== Provided entries ==

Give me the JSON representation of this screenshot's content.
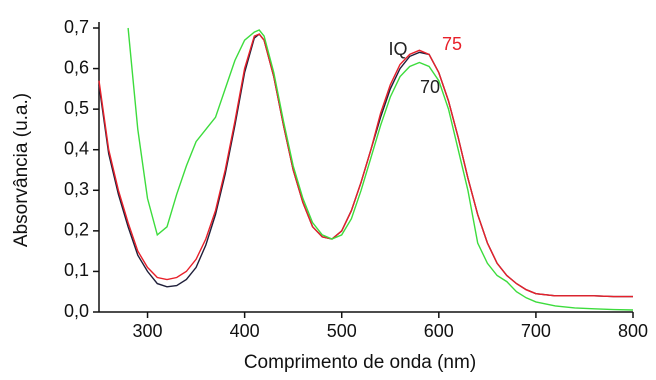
{
  "chart_data": {
    "type": "line",
    "xlabel": "Comprimento de onda (nm)",
    "ylabel": "Absorvância (u.a.)",
    "x": [
      250,
      260,
      270,
      280,
      290,
      300,
      310,
      320,
      330,
      340,
      350,
      360,
      370,
      380,
      390,
      400,
      410,
      415,
      420,
      430,
      440,
      450,
      460,
      470,
      480,
      490,
      500,
      510,
      520,
      530,
      540,
      550,
      560,
      570,
      580,
      590,
      600,
      610,
      620,
      630,
      640,
      650,
      660,
      670,
      680,
      690,
      700,
      720,
      740,
      760,
      780,
      800
    ],
    "series": [
      {
        "name": "IQ",
        "color": "#1f1f3a",
        "label_color": "#222222",
        "values": [
          0.56,
          0.39,
          0.29,
          0.21,
          0.14,
          0.1,
          0.07,
          0.062,
          0.065,
          0.08,
          0.11,
          0.165,
          0.24,
          0.34,
          0.46,
          0.59,
          0.675,
          0.685,
          0.67,
          0.58,
          0.46,
          0.35,
          0.27,
          0.21,
          0.185,
          0.18,
          0.2,
          0.25,
          0.32,
          0.4,
          0.48,
          0.55,
          0.6,
          0.63,
          0.64,
          0.635,
          0.59,
          0.52,
          0.43,
          0.33,
          0.24,
          0.17,
          0.12,
          0.09,
          0.07,
          0.055,
          0.045,
          0.04,
          0.04,
          0.04,
          0.038,
          0.038
        ]
      },
      {
        "name": "75",
        "color": "#e8202a",
        "label_color": "#e8202a",
        "values": [
          0.57,
          0.4,
          0.3,
          0.22,
          0.15,
          0.11,
          0.085,
          0.08,
          0.085,
          0.1,
          0.13,
          0.18,
          0.25,
          0.35,
          0.47,
          0.6,
          0.68,
          0.685,
          0.67,
          0.58,
          0.46,
          0.35,
          0.27,
          0.21,
          0.185,
          0.18,
          0.2,
          0.25,
          0.32,
          0.4,
          0.49,
          0.56,
          0.61,
          0.635,
          0.645,
          0.635,
          0.59,
          0.52,
          0.43,
          0.33,
          0.24,
          0.17,
          0.12,
          0.09,
          0.07,
          0.055,
          0.045,
          0.04,
          0.04,
          0.04,
          0.038,
          0.038
        ]
      },
      {
        "name": "70",
        "color": "#3ddc3d",
        "label_color": "#222222",
        "values": [
          null,
          null,
          null,
          0.7,
          0.45,
          0.28,
          0.19,
          0.21,
          0.29,
          0.36,
          0.42,
          0.45,
          0.48,
          0.55,
          0.62,
          0.67,
          0.69,
          0.695,
          0.68,
          0.59,
          0.47,
          0.36,
          0.28,
          0.22,
          0.19,
          0.18,
          0.19,
          0.23,
          0.3,
          0.38,
          0.46,
          0.53,
          0.58,
          0.605,
          0.615,
          0.605,
          0.57,
          0.5,
          0.4,
          0.3,
          0.17,
          0.12,
          0.09,
          0.075,
          0.05,
          0.035,
          0.025,
          0.015,
          0.01,
          0.008,
          0.006,
          0.005
        ]
      }
    ],
    "xlim": [
      250,
      800
    ],
    "xticks": [
      300,
      400,
      500,
      600,
      700,
      800
    ],
    "ylim": [
      0,
      0.7
    ],
    "yticks": [
      {
        "value": 0,
        "label": "0,0"
      },
      {
        "value": 0.1,
        "label": "0,1"
      },
      {
        "value": 0.2,
        "label": "0,2"
      },
      {
        "value": 0.3,
        "label": "0,3"
      },
      {
        "value": 0.4,
        "label": "0,4"
      },
      {
        "value": 0.5,
        "label": "0,5"
      },
      {
        "value": 0.6,
        "label": "0,6"
      },
      {
        "value": 0.7,
        "label": "0,7"
      }
    ],
    "grid": false
  }
}
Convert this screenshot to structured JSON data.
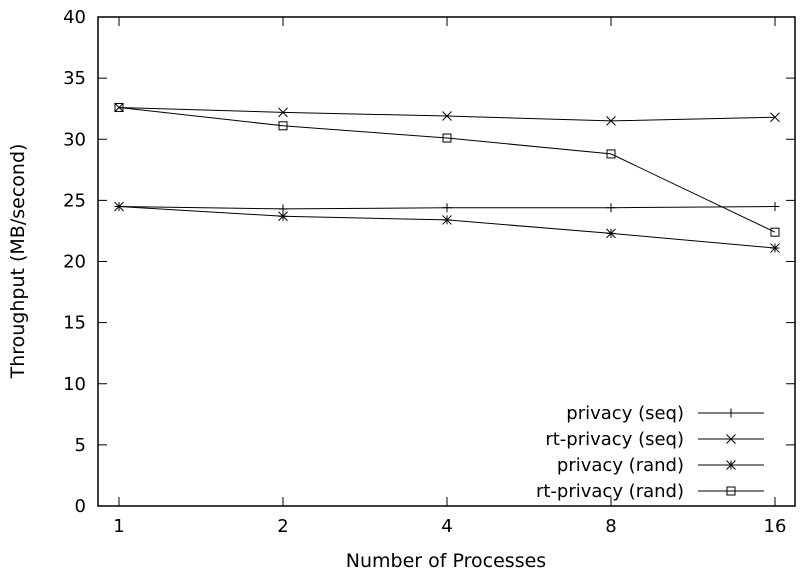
{
  "chart_data": {
    "type": "line",
    "xlabel": "Number of Processes",
    "ylabel": "Throughput (MB/second)",
    "x_categories": [
      "1",
      "2",
      "4",
      "8",
      "16"
    ],
    "ylim": [
      0,
      40
    ],
    "yticks": [
      "0",
      "5",
      "10",
      "15",
      "20",
      "25",
      "30",
      "35",
      "40"
    ],
    "grid": false,
    "legend_position": "bottom-right",
    "series": [
      {
        "name": "privacy (seq)",
        "marker": "plus",
        "values": [
          24.5,
          24.3,
          24.4,
          24.4,
          24.5
        ]
      },
      {
        "name": "rt-privacy (seq)",
        "marker": "cross",
        "values": [
          32.6,
          32.2,
          31.9,
          31.5,
          31.8
        ]
      },
      {
        "name": "privacy (rand)",
        "marker": "star",
        "values": [
          24.5,
          23.7,
          23.4,
          22.3,
          21.1
        ]
      },
      {
        "name": "rt-privacy (rand)",
        "marker": "square",
        "values": [
          32.6,
          31.1,
          30.1,
          28.8,
          22.4
        ]
      }
    ]
  }
}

== Requirement ==
Determine how many lines in the data above contain the string "privacy". Give nothing except the number.

== Answer to this problem ==
4